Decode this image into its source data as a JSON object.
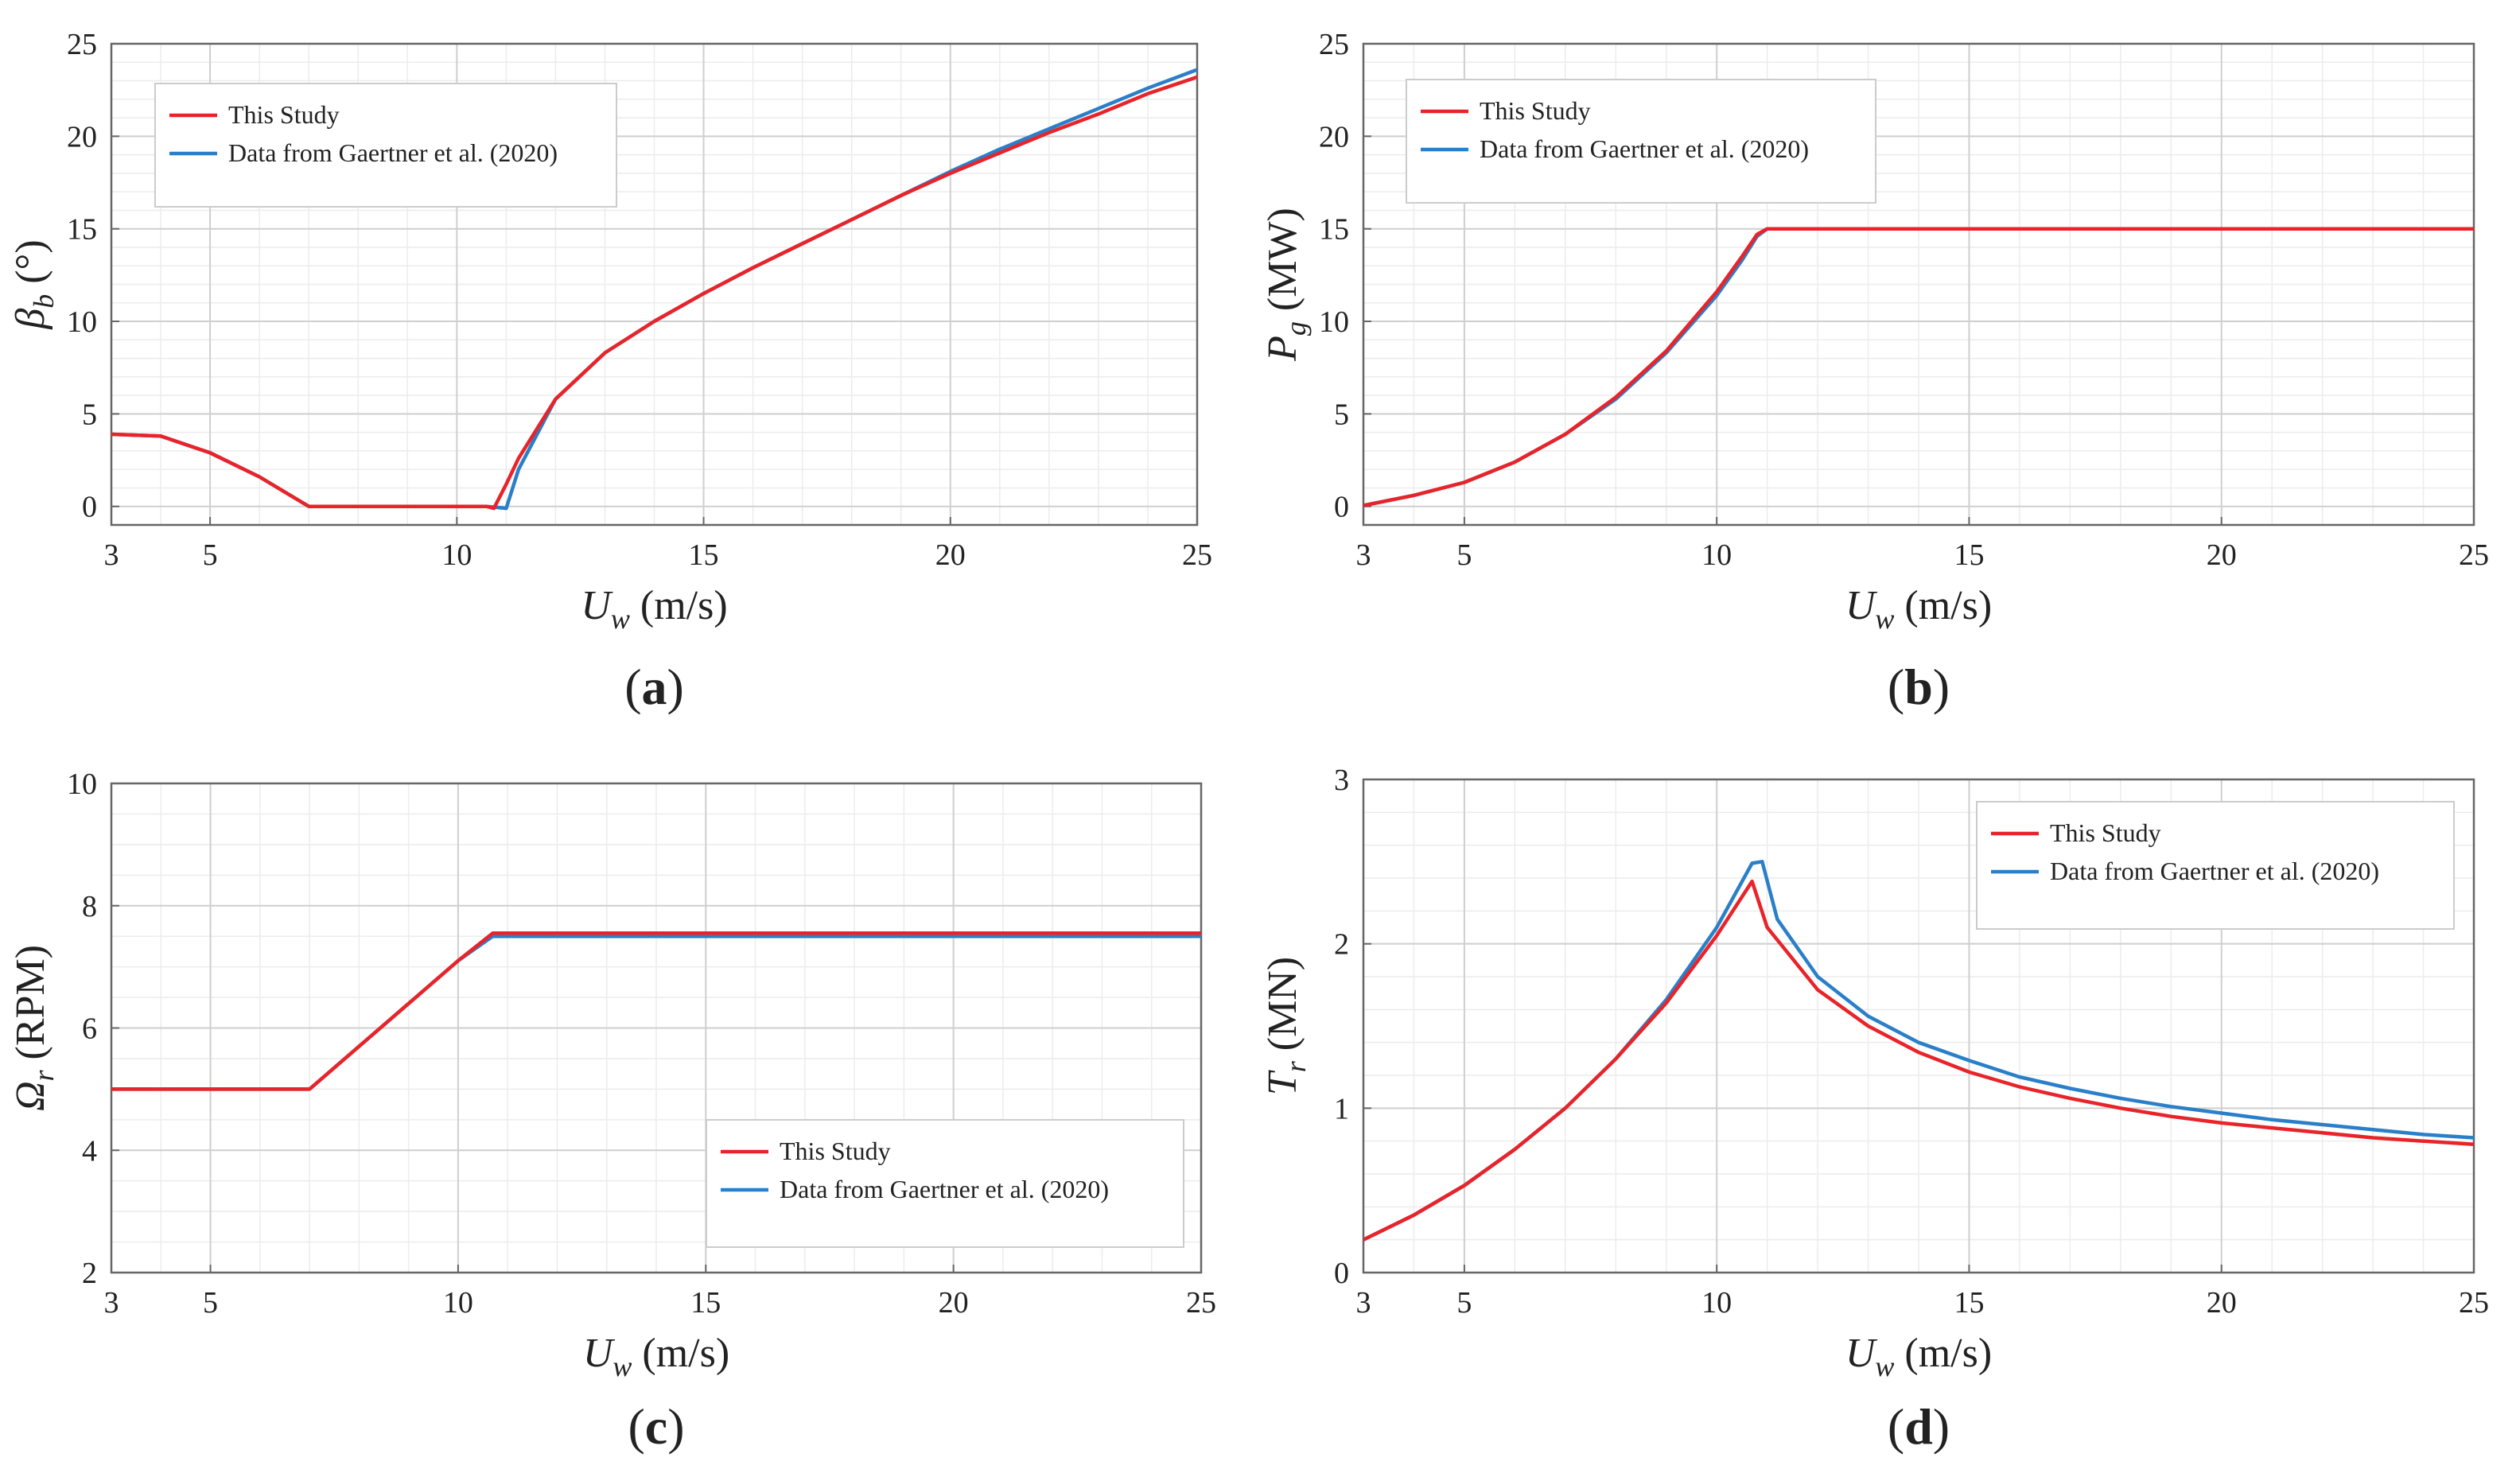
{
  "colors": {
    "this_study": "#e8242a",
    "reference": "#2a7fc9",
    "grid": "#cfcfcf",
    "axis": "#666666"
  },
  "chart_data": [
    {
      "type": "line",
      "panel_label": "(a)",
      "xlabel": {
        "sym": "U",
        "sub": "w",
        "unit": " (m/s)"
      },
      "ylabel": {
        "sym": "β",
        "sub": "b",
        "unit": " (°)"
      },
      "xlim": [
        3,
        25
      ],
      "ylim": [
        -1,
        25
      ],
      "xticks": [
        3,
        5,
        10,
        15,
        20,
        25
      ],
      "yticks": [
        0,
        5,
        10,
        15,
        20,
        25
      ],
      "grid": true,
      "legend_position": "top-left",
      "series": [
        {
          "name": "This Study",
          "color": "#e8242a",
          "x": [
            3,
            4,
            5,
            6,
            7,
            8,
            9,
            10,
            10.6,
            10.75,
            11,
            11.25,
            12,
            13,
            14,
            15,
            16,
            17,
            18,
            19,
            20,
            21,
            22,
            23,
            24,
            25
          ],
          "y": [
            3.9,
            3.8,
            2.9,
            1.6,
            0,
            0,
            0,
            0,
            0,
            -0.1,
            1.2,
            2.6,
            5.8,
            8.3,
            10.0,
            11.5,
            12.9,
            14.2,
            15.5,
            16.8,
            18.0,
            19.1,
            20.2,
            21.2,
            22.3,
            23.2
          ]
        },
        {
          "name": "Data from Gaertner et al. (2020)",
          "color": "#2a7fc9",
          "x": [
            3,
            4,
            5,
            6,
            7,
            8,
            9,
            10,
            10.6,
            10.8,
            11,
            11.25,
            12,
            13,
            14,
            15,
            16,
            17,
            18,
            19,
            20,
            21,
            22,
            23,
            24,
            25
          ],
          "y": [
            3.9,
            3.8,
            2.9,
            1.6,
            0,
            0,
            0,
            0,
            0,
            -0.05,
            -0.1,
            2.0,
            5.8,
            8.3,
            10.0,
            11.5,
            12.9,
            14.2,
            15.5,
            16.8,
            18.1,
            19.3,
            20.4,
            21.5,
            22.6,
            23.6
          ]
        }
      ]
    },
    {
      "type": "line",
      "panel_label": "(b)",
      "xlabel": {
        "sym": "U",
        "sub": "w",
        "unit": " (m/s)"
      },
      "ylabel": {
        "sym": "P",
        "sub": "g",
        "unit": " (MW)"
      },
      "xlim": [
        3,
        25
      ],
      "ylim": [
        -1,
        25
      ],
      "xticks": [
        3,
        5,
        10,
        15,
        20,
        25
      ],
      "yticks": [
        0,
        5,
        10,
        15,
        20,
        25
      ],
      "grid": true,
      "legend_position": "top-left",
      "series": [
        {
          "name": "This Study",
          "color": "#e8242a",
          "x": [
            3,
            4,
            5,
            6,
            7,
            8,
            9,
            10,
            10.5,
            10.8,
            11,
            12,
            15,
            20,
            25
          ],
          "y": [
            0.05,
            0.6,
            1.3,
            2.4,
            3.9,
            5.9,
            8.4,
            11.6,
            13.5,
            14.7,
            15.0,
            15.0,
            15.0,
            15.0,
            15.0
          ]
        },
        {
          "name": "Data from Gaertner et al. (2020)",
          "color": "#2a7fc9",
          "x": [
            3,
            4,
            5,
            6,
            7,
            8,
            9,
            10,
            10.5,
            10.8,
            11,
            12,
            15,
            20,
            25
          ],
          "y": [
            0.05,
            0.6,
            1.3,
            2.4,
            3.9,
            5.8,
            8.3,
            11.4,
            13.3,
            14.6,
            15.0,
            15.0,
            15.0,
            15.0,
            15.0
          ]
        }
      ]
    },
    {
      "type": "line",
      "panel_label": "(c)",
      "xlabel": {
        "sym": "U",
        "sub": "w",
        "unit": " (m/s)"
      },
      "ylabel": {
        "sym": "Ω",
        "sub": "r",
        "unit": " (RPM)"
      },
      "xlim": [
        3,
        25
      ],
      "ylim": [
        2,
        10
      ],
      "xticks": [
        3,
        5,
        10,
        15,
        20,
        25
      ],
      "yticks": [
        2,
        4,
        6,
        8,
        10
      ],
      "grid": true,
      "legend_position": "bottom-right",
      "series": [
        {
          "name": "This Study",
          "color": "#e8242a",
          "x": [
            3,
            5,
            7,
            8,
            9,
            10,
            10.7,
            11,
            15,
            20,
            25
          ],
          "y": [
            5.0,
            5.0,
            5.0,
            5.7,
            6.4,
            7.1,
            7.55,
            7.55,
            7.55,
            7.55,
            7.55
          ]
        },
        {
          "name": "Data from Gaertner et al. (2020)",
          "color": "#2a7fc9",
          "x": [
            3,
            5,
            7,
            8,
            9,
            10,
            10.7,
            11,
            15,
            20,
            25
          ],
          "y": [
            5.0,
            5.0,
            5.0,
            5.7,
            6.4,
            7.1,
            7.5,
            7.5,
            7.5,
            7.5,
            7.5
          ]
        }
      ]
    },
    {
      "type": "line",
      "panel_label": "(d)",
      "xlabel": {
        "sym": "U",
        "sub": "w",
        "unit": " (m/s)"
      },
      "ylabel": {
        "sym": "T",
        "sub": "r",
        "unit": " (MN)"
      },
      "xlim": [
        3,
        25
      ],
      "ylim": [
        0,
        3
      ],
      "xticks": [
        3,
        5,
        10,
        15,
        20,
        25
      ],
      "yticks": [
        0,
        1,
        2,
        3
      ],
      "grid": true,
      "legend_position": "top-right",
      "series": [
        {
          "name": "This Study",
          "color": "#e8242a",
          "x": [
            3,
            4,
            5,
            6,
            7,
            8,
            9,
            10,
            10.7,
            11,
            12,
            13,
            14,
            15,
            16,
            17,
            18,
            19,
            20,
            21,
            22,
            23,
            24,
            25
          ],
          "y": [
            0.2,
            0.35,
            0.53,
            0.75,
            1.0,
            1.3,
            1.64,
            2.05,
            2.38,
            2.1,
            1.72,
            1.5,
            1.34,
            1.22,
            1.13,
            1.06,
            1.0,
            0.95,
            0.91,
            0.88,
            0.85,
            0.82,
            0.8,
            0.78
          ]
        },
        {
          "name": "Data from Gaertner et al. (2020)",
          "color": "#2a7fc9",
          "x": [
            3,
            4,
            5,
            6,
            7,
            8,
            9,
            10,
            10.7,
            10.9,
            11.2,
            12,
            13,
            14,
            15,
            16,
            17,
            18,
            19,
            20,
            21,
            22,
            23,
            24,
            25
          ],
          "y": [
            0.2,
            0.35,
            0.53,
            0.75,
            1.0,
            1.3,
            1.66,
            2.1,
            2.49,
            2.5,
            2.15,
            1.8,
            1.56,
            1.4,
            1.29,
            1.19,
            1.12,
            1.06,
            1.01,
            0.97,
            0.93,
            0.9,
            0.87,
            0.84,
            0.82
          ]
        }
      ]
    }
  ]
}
......
WRITTEN EXERCISE
Copy the data character for character, but drop all pictures from the copy.

ANSWER TO THE PROBLEM
Decode this image into its source data as a JSON object.
{
  "colors": {
    "this_study": "#e8242a",
    "reference": "#2a7fc9",
    "grid": "#cfcfcf",
    "axis": "#666666"
  },
  "chart_data": [
    {
      "type": "line",
      "panel_label": "(a)",
      "xlabel": {
        "sym": "U",
        "sub": "w",
        "unit": " (m/s)"
      },
      "ylabel": {
        "sym": "β",
        "sub": "b",
        "unit": " (°)"
      },
      "xlim": [
        3,
        25
      ],
      "ylim": [
        -1,
        25
      ],
      "xticks": [
        3,
        5,
        10,
        15,
        20,
        25
      ],
      "yticks": [
        0,
        5,
        10,
        15,
        20,
        25
      ],
      "grid": true,
      "legend_position": "top-left",
      "series": [
        {
          "name": "This Study",
          "color": "#e8242a",
          "x": [
            3,
            4,
            5,
            6,
            7,
            8,
            9,
            10,
            10.6,
            10.75,
            11,
            11.25,
            12,
            13,
            14,
            15,
            16,
            17,
            18,
            19,
            20,
            21,
            22,
            23,
            24,
            25
          ],
          "y": [
            3.9,
            3.8,
            2.9,
            1.6,
            0,
            0,
            0,
            0,
            0,
            -0.1,
            1.2,
            2.6,
            5.8,
            8.3,
            10.0,
            11.5,
            12.9,
            14.2,
            15.5,
            16.8,
            18.0,
            19.1,
            20.2,
            21.2,
            22.3,
            23.2
          ]
        },
        {
          "name": "Data from Gaertner et al. (2020)",
          "color": "#2a7fc9",
          "x": [
            3,
            4,
            5,
            6,
            7,
            8,
            9,
            10,
            10.6,
            10.8,
            11,
            11.25,
            12,
            13,
            14,
            15,
            16,
            17,
            18,
            19,
            20,
            21,
            22,
            23,
            24,
            25
          ],
          "y": [
            3.9,
            3.8,
            2.9,
            1.6,
            0,
            0,
            0,
            0,
            0,
            -0.05,
            -0.1,
            2.0,
            5.8,
            8.3,
            10.0,
            11.5,
            12.9,
            14.2,
            15.5,
            16.8,
            18.1,
            19.3,
            20.4,
            21.5,
            22.6,
            23.6
          ]
        }
      ]
    },
    {
      "type": "line",
      "panel_label": "(b)",
      "xlabel": {
        "sym": "U",
        "sub": "w",
        "unit": " (m/s)"
      },
      "ylabel": {
        "sym": "P",
        "sub": "g",
        "unit": " (MW)"
      },
      "xlim": [
        3,
        25
      ],
      "ylim": [
        -1,
        25
      ],
      "xticks": [
        3,
        5,
        10,
        15,
        20,
        25
      ],
      "yticks": [
        0,
        5,
        10,
        15,
        20,
        25
      ],
      "grid": true,
      "legend_position": "top-left",
      "series": [
        {
          "name": "This Study",
          "color": "#e8242a",
          "x": [
            3,
            4,
            5,
            6,
            7,
            8,
            9,
            10,
            10.5,
            10.8,
            11,
            12,
            15,
            20,
            25
          ],
          "y": [
            0.05,
            0.6,
            1.3,
            2.4,
            3.9,
            5.9,
            8.4,
            11.6,
            13.5,
            14.7,
            15.0,
            15.0,
            15.0,
            15.0,
            15.0
          ]
        },
        {
          "name": "Data from Gaertner et al. (2020)",
          "color": "#2a7fc9",
          "x": [
            3,
            4,
            5,
            6,
            7,
            8,
            9,
            10,
            10.5,
            10.8,
            11,
            12,
            15,
            20,
            25
          ],
          "y": [
            0.05,
            0.6,
            1.3,
            2.4,
            3.9,
            5.8,
            8.3,
            11.4,
            13.3,
            14.6,
            15.0,
            15.0,
            15.0,
            15.0,
            15.0
          ]
        }
      ]
    },
    {
      "type": "line",
      "panel_label": "(c)",
      "xlabel": {
        "sym": "U",
        "sub": "w",
        "unit": " (m/s)"
      },
      "ylabel": {
        "sym": "Ω",
        "sub": "r",
        "unit": " (RPM)"
      },
      "xlim": [
        3,
        25
      ],
      "ylim": [
        2,
        10
      ],
      "xticks": [
        3,
        5,
        10,
        15,
        20,
        25
      ],
      "yticks": [
        2,
        4,
        6,
        8,
        10
      ],
      "grid": true,
      "legend_position": "bottom-right",
      "series": [
        {
          "name": "This Study",
          "color": "#e8242a",
          "x": [
            3,
            5,
            7,
            8,
            9,
            10,
            10.7,
            11,
            15,
            20,
            25
          ],
          "y": [
            5.0,
            5.0,
            5.0,
            5.7,
            6.4,
            7.1,
            7.55,
            7.55,
            7.55,
            7.55,
            7.55
          ]
        },
        {
          "name": "Data from Gaertner et al. (2020)",
          "color": "#2a7fc9",
          "x": [
            3,
            5,
            7,
            8,
            9,
            10,
            10.7,
            11,
            15,
            20,
            25
          ],
          "y": [
            5.0,
            5.0,
            5.0,
            5.7,
            6.4,
            7.1,
            7.5,
            7.5,
            7.5,
            7.5,
            7.5
          ]
        }
      ]
    },
    {
      "type": "line",
      "panel_label": "(d)",
      "xlabel": {
        "sym": "U",
        "sub": "w",
        "unit": " (m/s)"
      },
      "ylabel": {
        "sym": "T",
        "sub": "r",
        "unit": " (MN)"
      },
      "xlim": [
        3,
        25
      ],
      "ylim": [
        0,
        3
      ],
      "xticks": [
        3,
        5,
        10,
        15,
        20,
        25
      ],
      "yticks": [
        0,
        1,
        2,
        3
      ],
      "grid": true,
      "legend_position": "top-right",
      "series": [
        {
          "name": "This Study",
          "color": "#e8242a",
          "x": [
            3,
            4,
            5,
            6,
            7,
            8,
            9,
            10,
            10.7,
            11,
            12,
            13,
            14,
            15,
            16,
            17,
            18,
            19,
            20,
            21,
            22,
            23,
            24,
            25
          ],
          "y": [
            0.2,
            0.35,
            0.53,
            0.75,
            1.0,
            1.3,
            1.64,
            2.05,
            2.38,
            2.1,
            1.72,
            1.5,
            1.34,
            1.22,
            1.13,
            1.06,
            1.0,
            0.95,
            0.91,
            0.88,
            0.85,
            0.82,
            0.8,
            0.78
          ]
        },
        {
          "name": "Data from Gaertner et al. (2020)",
          "color": "#2a7fc9",
          "x": [
            3,
            4,
            5,
            6,
            7,
            8,
            9,
            10,
            10.7,
            10.9,
            11.2,
            12,
            13,
            14,
            15,
            16,
            17,
            18,
            19,
            20,
            21,
            22,
            23,
            24,
            25
          ],
          "y": [
            0.2,
            0.35,
            0.53,
            0.75,
            1.0,
            1.3,
            1.66,
            2.1,
            2.49,
            2.5,
            2.15,
            1.8,
            1.56,
            1.4,
            1.29,
            1.19,
            1.12,
            1.06,
            1.01,
            0.97,
            0.93,
            0.9,
            0.87,
            0.84,
            0.82
          ]
        }
      ]
    }
  ]
}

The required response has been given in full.